- AIM
Find out how many lines of the material contain the string "уменьшить" and give only that figure.

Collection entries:
⁂
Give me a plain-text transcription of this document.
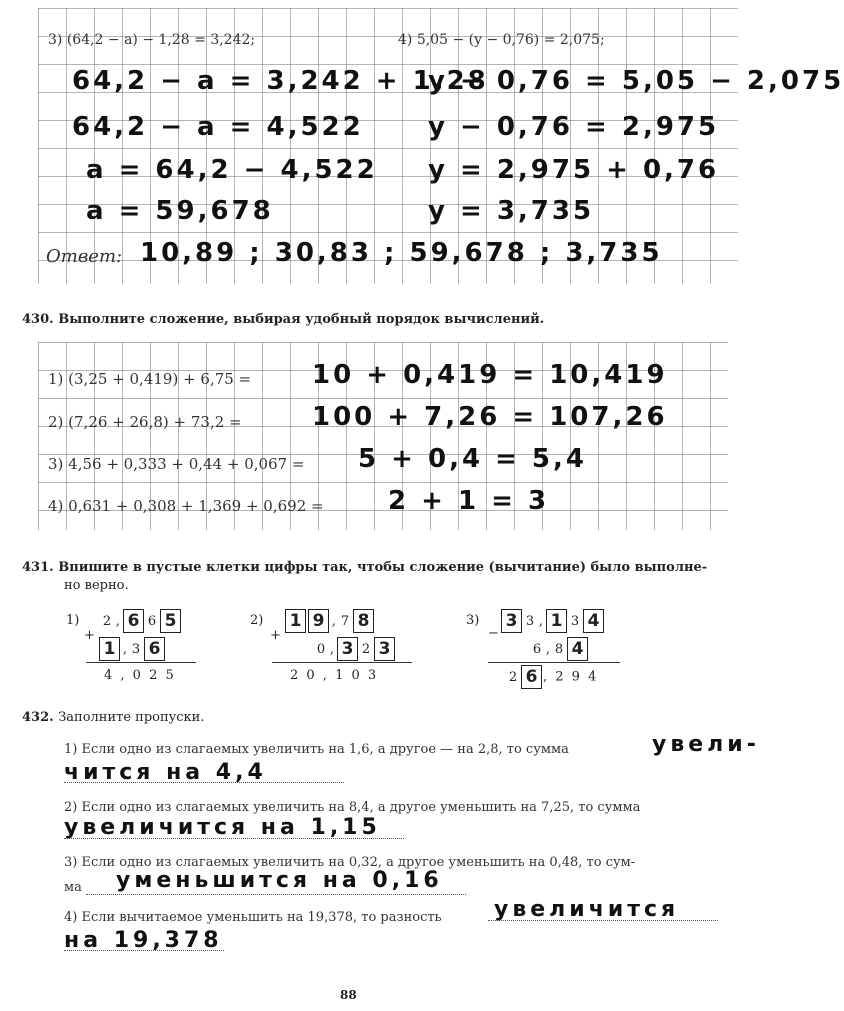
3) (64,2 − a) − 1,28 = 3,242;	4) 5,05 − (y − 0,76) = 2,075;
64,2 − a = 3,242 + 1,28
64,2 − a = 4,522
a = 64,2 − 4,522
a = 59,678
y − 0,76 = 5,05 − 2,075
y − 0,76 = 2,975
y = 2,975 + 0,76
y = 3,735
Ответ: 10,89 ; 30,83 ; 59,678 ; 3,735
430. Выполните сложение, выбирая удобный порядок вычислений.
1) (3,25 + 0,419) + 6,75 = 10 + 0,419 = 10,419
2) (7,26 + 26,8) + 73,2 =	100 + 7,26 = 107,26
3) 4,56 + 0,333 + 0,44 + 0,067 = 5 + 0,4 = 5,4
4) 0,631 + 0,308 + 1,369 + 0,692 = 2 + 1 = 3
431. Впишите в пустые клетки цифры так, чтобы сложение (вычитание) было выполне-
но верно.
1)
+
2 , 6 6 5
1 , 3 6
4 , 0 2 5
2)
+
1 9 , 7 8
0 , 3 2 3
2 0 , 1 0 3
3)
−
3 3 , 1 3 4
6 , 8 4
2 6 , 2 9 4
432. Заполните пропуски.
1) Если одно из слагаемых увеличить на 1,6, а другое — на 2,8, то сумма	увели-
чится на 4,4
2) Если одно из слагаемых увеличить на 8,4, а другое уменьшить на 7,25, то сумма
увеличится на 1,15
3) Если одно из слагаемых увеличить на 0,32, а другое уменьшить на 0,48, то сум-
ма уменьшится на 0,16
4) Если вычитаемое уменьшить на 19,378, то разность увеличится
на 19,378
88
⁂
- TASK ANSWER
3